WHAT IS EXPECTED: Extract the lines that carry the string "水上の音楽" from the listing.

(Extracted data entries)
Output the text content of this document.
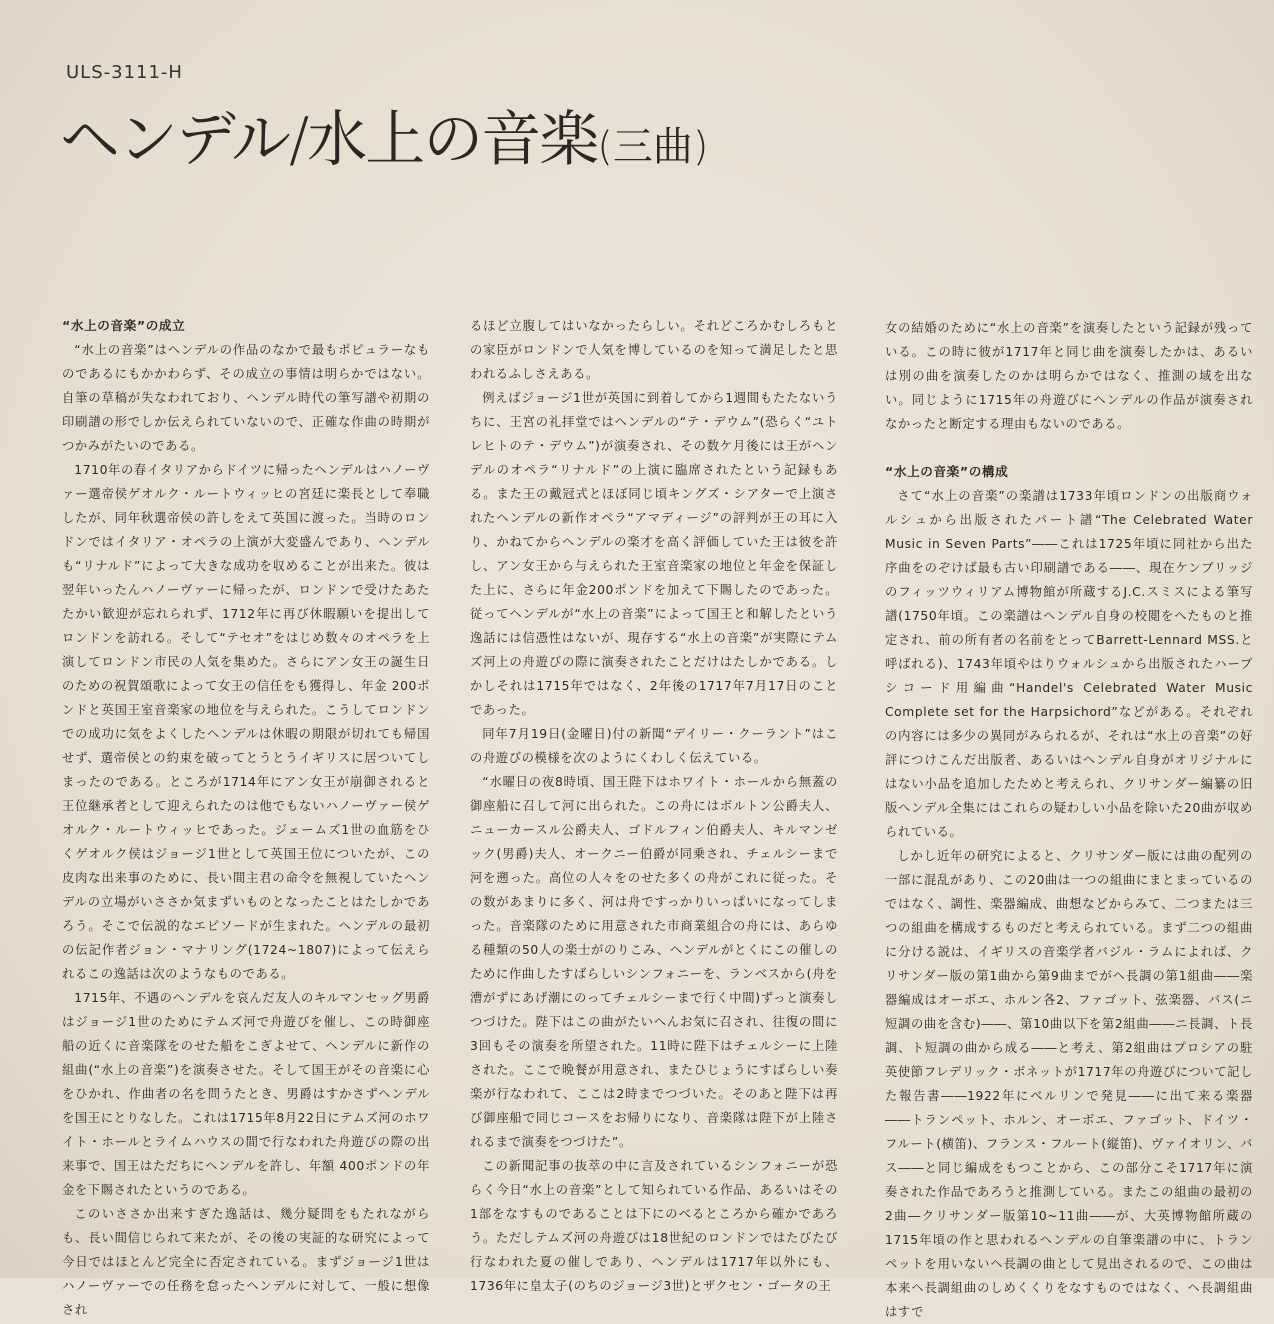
ULS-3111-H
ヘンデル/水上の音楽(三曲)
“水上の音楽”の成立

“水上の音楽”はヘンデルの作品のなかで最もポピュラーなものであるにもかかわらず、その成立の事情は明らかではない。自筆の草稿が失なわれており、ヘンデル時代の筆写譜や初期の印刷譜の形でしか伝えられていないので、正確な作曲の時期がつかみがたいのである。

1710年の春イタリアからドイツに帰ったヘンデルはハノーヴァー選帝侯ゲオルク・ルートウィッヒの宮廷に楽長として奉職したが、同年秋選帝侯の許しをえて英国に渡った。当時のロンドンではイタリア・オペラの上演が大変盛んであり、ヘンデルも“リナルド”によって大きな成功を収めることが出来た。彼は翌年いったんハノーヴァーに帰ったが、ロンドンで受けたあたたかい歓迎が忘れられず、1712年に再び休暇願いを提出してロンドンを訪れる。そして“テセオ”をはじめ数々のオペラを上演してロンドン市民の人気を集めた。さらにアン女王の誕生日のための祝賀頌歌によって女王の信任をも獲得し、年金 200ポンドと英国王室音楽家の地位を与えられた。こうしてロンドンでの成功に気をよくしたヘンデルは休暇の期限が切れても帰国せず、選帝侯との約束を破ってとうとうイギリスに居ついてしまったのである。ところが1714年にアン女王が崩御されると王位継承者として迎えられたのは他でもないハノーヴァー侯ゲオルク・ルートウィッヒであった。ジェームズ1世の血筋をひくゲオルク侯はジョージ1世として英国王位についたが、この皮肉な出来事のために、長い間主君の命令を無視していたヘンデルの立場がいささか気まずいものとなったことはたしかであろう。そこで伝説的なエピソードが生まれた。ヘンデルの最初の伝記作者ジョン・マナリング(1724~1807)によって伝えられるこの逸話は次のようなものである。

1715年、不遇のヘンデルを哀んだ友人のキルマンセッグ男爵はジョージ1世のためにテムズ河で舟遊びを催し、この時御座船の近くに音楽隊をのせた船をこぎよせて、ヘンデルに新作の組曲(“水上の音楽”)を演奏させた。そして国王がその音楽に心をひかれ、作曲者の名を問うたとき、男爵はすかさずヘンデルを国王にとりなした。これは1715年8月22日にテムズ河のホワイト・ホールとライムハウスの間で行なわれた舟遊びの際の出来事で、国王はただちにヘンデルを許し、年額 400ポンドの年金を下賜されたというのである。

このいささか出来すぎた逸話は、幾分疑問をもたれながらも、長い間信じられて来たが、その後の実証的な研究によって今日ではほとんど完全に否定されている。まずジョージ1世はハノーヴァーでの任務を怠ったヘンデルに対して、一般に想像され

るほど立腹してはいなかったらしい。それどころかむしろもとの家臣がロンドンで人気を博しているのを知って満足したと思われるふしさえある。

例えばジョージ1世が英国に到着してから1週間もたたないうちに、王宮の礼拝堂ではヘンデルの“テ・デウム”(恐らく“ユトレヒトのテ・デウム”)が演奏され、その数ケ月後には王がヘンデルのオペラ“リナルド”の上演に臨席されたという記録もある。また王の戴冠式とほぼ同じ頃キングズ・シアターで上演されたヘンデルの新作オペラ“アマディージ”の評判が王の耳に入り、かねてからヘンデルの楽才を高く評価していた王は彼を許し、アン女王から与えられた王室音楽家の地位と年金を保証した上に、さらに年金200ポンドを加えて下賜したのであった。従ってヘンデルが“水上の音楽”によって国王と和解したという逸話には信憑性はないが、現存する“水上の音楽”が実際にテムズ河上の舟遊びの際に演奏されたことだけはたしかである。しかしそれは1715年ではなく、2年後の1717年7月17日のことであった。

同年7月19日(金曜日)付の新聞“デイリー・クーラント”はこの舟遊びの模様を次のようにくわしく伝えている。

“水曜日の夜8時頃、国王陛下はホワイト・ホールから無蓋の御座船に召して河に出られた。この舟にはボルトン公爵夫人、ニューカースル公爵夫人、ゴドルフィン伯爵夫人、キルマンゼック(男爵)夫人、オークニー伯爵が同乗され、チェルシーまで河を遡った。高位の人々をのせた多くの舟がこれに従った。その数があまりに多く、河は舟ですっかりいっぱいになってしまった。音楽隊のために用意された市商業組合の舟には、あらゆる種類の50人の楽士がのりこみ、ヘンデルがとくにこの催しのために作曲したすばらしいシンフォニーを、ランベスから(舟を漕がずにあげ潮にのってチェルシーまで行く中間)ずっと演奏しつづけた。陛下はこの曲がたいへんお気に召され、往復の間に3回もその演奏を所望された。11時に陛下はチェルシーに上陸された。ここで晩餐が用意され、またひじょうにすばらしい奏楽が行なわれて、ここは2時までつづいた。そのあと陛下は再び御座船で同じコースをお帰りになり、音楽隊は陛下が上陸されるまで演奏をつづけた”。

この新聞記事の抜萃の中に言及されているシンフォニーが恐らく今日“水上の音楽”として知られている作品、あるいはその1部をなすものであることは下にのべるところから確かであろう。ただしテムズ河の舟遊びは18世紀のロンドンではたびたび行なわれた夏の催しであり、ヘンデルは1717年以外にも、1736年に皇太子(のちのジョージ3世)とザクセン・ゴータの王

女の結婚のために“水上の音楽”を演奏したという記録が残っている。この時に彼が1717年と同じ曲を演奏したかは、あるいは別の曲を演奏したのかは明らかではなく、推測の域を出ない。同じように1715年の舟遊びにヘンデルの作品が演奏されなかったと断定する理由もないのである。

“水上の音楽”の構成

さて“水上の音楽”の楽譜は1733年頃ロンドンの出版商ウォルシュから出版されたパート譜“The Celebrated Water Music in Seven Parts”――これは1725年頃に同社から出た序曲をのぞけば最も古い印刷譜である――、現在ケンブリッジのフィッツウィリアム博物館が所蔵するJ.C.スミスによる筆写譜(1750年頃。この楽譜はヘンデル自身の校閲をへたものと推定され、前の所有者の名前をとってBarrett-Lennard MSS.と呼ばれる)、1743年頃やはりウォルシュから出版されたハープシコード用編曲“Handel's Celebrated Water Music Complete set for the Harpsichord”などがある。それぞれの内容には多少の異同がみられるが、それは“水上の音楽”の好評につけこんだ出版者、あるいはヘンデル自身がオリジナルにはない小品を追加したためと考えられ、クリサンダー編纂の旧版ヘンデル全集にはこれらの疑わしい小品を除いた20曲が収められている。

しかし近年の研究によると、クリサンダー版には曲の配列の一部に混乱があり、この20曲は一つの組曲にまとまっているのではなく、調性、楽器編成、曲想などからみて、二つまたは三つの組曲を構成するものだと考えられている。まず二つの組曲に分ける説は、イギリスの音楽学者バジル・ラムによれば、クリサンダー版の第1曲から第9曲までがヘ長調の第1組曲――楽器編成はオーボエ、ホルン各2、ファゴット、弦楽器、バス(ニ短調の曲を含む)――、第10曲以下を第2組曲――ニ長調、ト長調、ト短調の曲から成る――と考え、第2組曲はプロシアの駐英使節フレデリック・ボネットが1717年の舟遊びについて記した報告書――1922年にベルリンで発見――に出て来る楽器――トランペット、ホルン、オーボエ、ファゴット、ドイツ・フルート(横笛)、フランス・フルート(縦笛)、ヴァイオリン、バス――と同じ編成をもつことから、この部分こそ1717年に演奏された作品であろうと推測している。またこの組曲の最初の2曲―クリサンダー版第10~11曲――が、大英博物館所蔵の1715年頃の作と思われるヘンデルの自筆楽譜の中に、トランペットを用いないヘ長調の曲として見出されるので、この曲は本来ヘ長調組曲のしめくくりをなすものではなく、ヘ長調組曲はすで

THE REPLY:
ヘンデル/水上の音楽(三曲)
“水上の音楽”の成立
“水上の音楽”はヘンデルの作品のなかで最もポピュラーなものであるにもかかわらず、その成立の事情は明らかではない。自筆の草稿が失なわれており、ヘンデル時代の筆写譜や初期の印刷譜の形でしか伝えられていないので、正確な作曲の時期がつかみがたいのである。
1715年、不遇のヘンデルを哀んだ友人のキルマンセッグ男爵はジョージ1世のためにテムズ河で舟遊びを催し、この時御座船の近くに音楽隊をのせた船をこぎよせて、ヘンデルに新作の組曲(“水上の音楽”)を演奏させた。そして国王がその音楽に心をひかれ、作曲者の名を問うたとき、男爵はすかさずヘンデルを国王にとりなした。これは1715年8月22日にテムズ河のホワイト・ホールとライムハウスの間で行なわれた舟遊びの際の出来事で、国王はただちにヘンデルを許し、年額 400ポンドの年金を下賜されたというのである。
例えばジョージ1世が英国に到着してから1週間もたたないうちに、王宮の礼拝堂ではヘンデルの“テ・デウム”(恐らく“ユトレヒトのテ・デウム”)が演奏され、その数ケ月後には王がヘンデルのオペラ“リナルド”の上演に臨席されたという記録もある。また王の戴冠式とほぼ同じ頃キングズ・シアターで上演されたヘンデルの新作オペラ“アマディージ”の評判が王の耳に入り、かねてからヘンデルの楽才を高く評価していた王は彼を許し、アン女王から与えられた王室音楽家の地位と年金を保証した上に、さらに年金200ポンドを加えて下賜したのであった。従ってヘンデルが“水上の音楽”によって国王と和解したという逸話には信憑性はないが、現存する“水上の音楽”が実際にテムズ河上の舟遊びの際に演奏されたことだけはたしかである。しかしそれは1715年ではなく、2年後の1717年7月17日のことであった。
この新聞記事の抜萃の中に言及されているシンフォニーが恐らく今日“水上の音楽”として知られている作品、あるいはその1部をなすものであることは下にのべるところから確かであろう。ただしテムズ河の舟遊びは18世紀のロンドンではたびたび行なわれた夏の催しであり、ヘンデルは1717年以外にも、1736年に皇太子(のちのジョージ3世)とザクセン・ゴータの王
女の結婚のために“水上の音楽”を演奏したという記録が残っている。この時に彼が1717年と同じ曲を演奏したかは、あるいは別の曲を演奏したのかは明らかではなく、推測の域を出ない。同じように1715年の舟遊びにヘンデルの作品が演奏されなかったと断定する理由もないのである。
“水上の音楽”の構成
さて“水上の音楽”の楽譜は1733年頃ロンドンの出版商ウォルシュから出版されたパート譜“The Celebrated Water Music in Seven Parts”――これは1725年頃に同社から出た序曲をのぞけば最も古い印刷譜である――、現在ケンブリッジのフィッツウィリアム博物館が所蔵するJ.C.スミスによる筆写譜(1750年頃。この楽譜はヘンデル自身の校閲をへたものと推定され、前の所有者の名前をとってBarrett-Lennard MSS.と呼ばれる)、1743年頃やはりウォルシュから出版されたハープシコード用編曲“Handel's Celebrated Water Music Complete set for the Harpsichord”などがある。それぞれの内容には多少の異同がみられるが、それは“水上の音楽”の好評につけこんだ出版者、あるいはヘンデル自身がオリジナルにはない小品を追加したためと考えられ、クリサンダー編纂の旧版ヘンデル全集にはこれらの疑わしい小品を除いた20曲が収められている。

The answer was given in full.